▶ **Page text**

= = = =

Thursday, April 12, 2012

This isn't your father's AnyCPU... VS11/.Net 4.5 introduces AnyCPU32BitPreferred. (32 | 64 bit) + Windows OS = x86 machine code. ARM OS = ARM Machine code

InfoQ - Microsoft Redefines AnyCPU for Visual Studio 11 and .NET 4.5

"Since the introduction of 64-bit computing, developers have had to manage the differences between 64-bit and 32-bit platforms. Microsoft provides C# developers on Visual Studio with the AnyCPU compiler setting. This setting allows developers to specify which common language runtime platform should be targeted, and the change will support the ARM architecture by default.


Now Microsoft is making changes and with VS 11 and .NET 4.5 the available options are:

  • x86
  • Itanium
  • x64
  • anycpu
  • anycpu32bitpreferred (default)

AnyCPU, 32 Bit is the new default under VS11. As developer and Microsoft MVP Sasha Goldshtein has noted, this is contrary to what VS11 displays on the project's properties screen (which shows AnyCPU as the default and does not allow AnyCPU, 32-bit to be selected).


DZone - What AnyCPU Really Means As Of .NET 4.5 and Visual Studio 11

"The 32-bit and 64-bit development story on Windows seemingly never stops causing problems for developers. It’s been a decade since 64-bit processors have started popping up in the Windows consumer environment, but we just can’t get it right. If you forget some of the gory details, here are a couple of reminders:

  • On a 64-bit Windows system, both the 32-bit and 64-bit versions of system DLLs are stored. The 64-bit DLLs are in C:\Windows\System32, and the 32-bit DLLs are in C:\Windows\SysWOW64.

= = = =

▶ **Data section**
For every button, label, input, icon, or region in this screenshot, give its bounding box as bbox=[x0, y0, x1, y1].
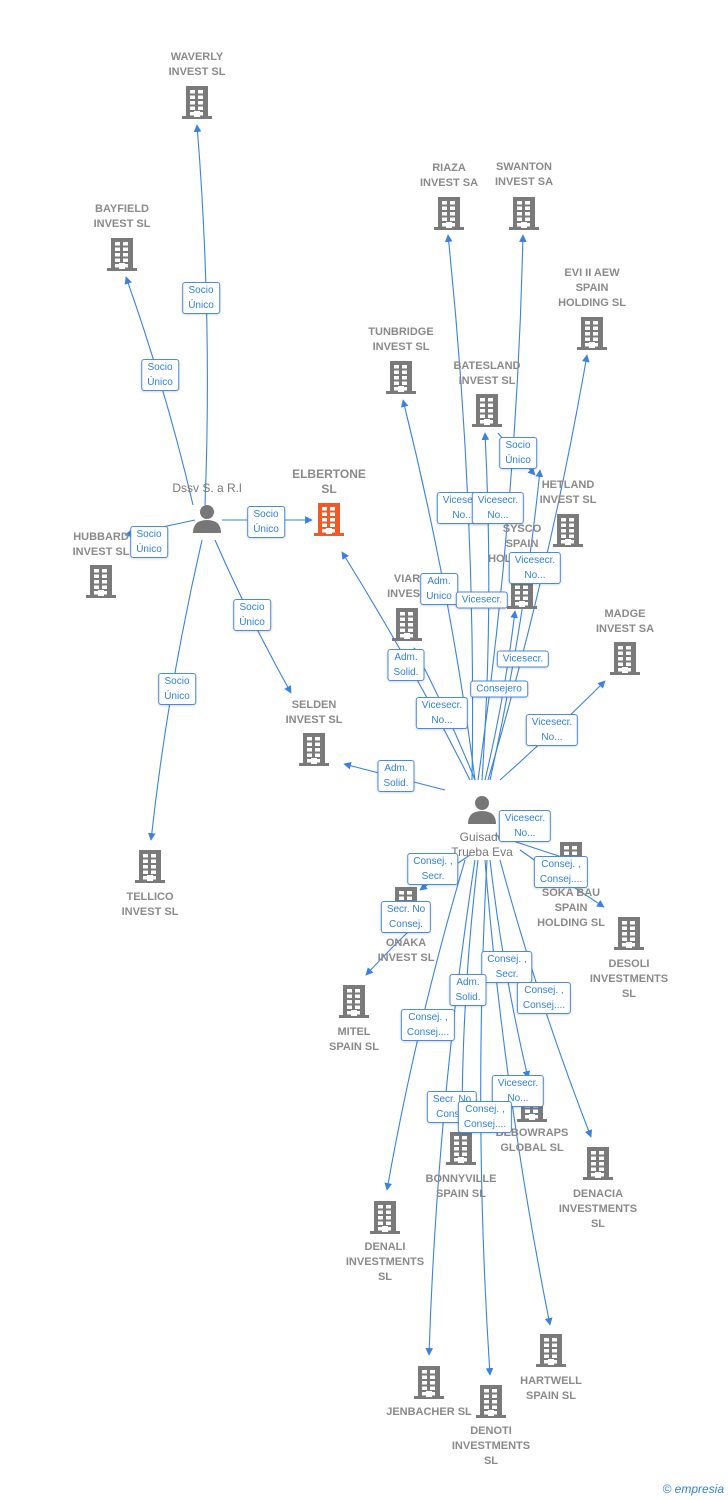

= = = =

▶ **To-do list**
- 1) Say whether each statement agrees with the AnyCPU post. Answer yes or no and quote the deciding words from the post.
(a) AnyCPU, 32 Bit is the default under VS11.
(b) The project's properties screen in VS11 lets you select AnyCPU, 32-bit.
(c) On a 64-bit Windows system, the 32-bit DLLs are stored in C:\Windows\System32.
- 2) According to the AnyCPU post, how long has it been since 64-bit processors began appearing in the Windows consumer environment?
- 3) Please continue the AnyCPU post from its last sentence onward.

▶ **Answers for the exercise**
- 1)
(a) Yes: "AnyCPU, 32 Bit is the new default under VS11."
(b) No: "does not allow AnyCPU, 32-bit to be selected"
(c) No: "the 32-bit DLLs are in C:\Windows\SysWOW64."

- 2) A decade.

- 3)
  • When a 32-bit process opens a file in C:\Program Files, it actually reads/writes to C:\Program Files (x86).
  • There are separate views of (most of) the registry for 32-bit and 64-bit applications. You can change the 64-bit registry location and it wouldn’t be visible to 32-bit applications.

These differences are hardly elegant as they are, but they allow 32-bit applications to run successfully on a 64-bit Windows system. While unmanaged applications always had to choose the native target—x86, x64, or ia64 in the Visual Studio case—managed code has the additional choice of AnyCPU.


In .NET 4.5 and Visual Studio 11 the cheese has been moved. The default for most .NET projects is again AnyCPU, but there is more than one meaning to AnyCPU now. There is an additional sub-type of AnyCPU, “Any CPU 32-bit preferred”, which is the new default (overall, there are now five options for the /platform C# compiler switch: x86, Itanium, x64, anycpu, and anycpu32bitpreferred). When using that flavor of AnyCPU, the semantics are the following:

  • If the process runs on a 32-bit Windows system, it runs as a 32-bit process. IL is compiled to x86 machine code.
  • If the process runs on a 64-bit Windows system, it runs as a 32-bit process. IL is compiled to x86 machine code.
  • If the process runs on an ARM Windows system, it runs as a 32-bit process. IL is compiled to ARM machine code.


A default AnyCPU that looks like it will just work...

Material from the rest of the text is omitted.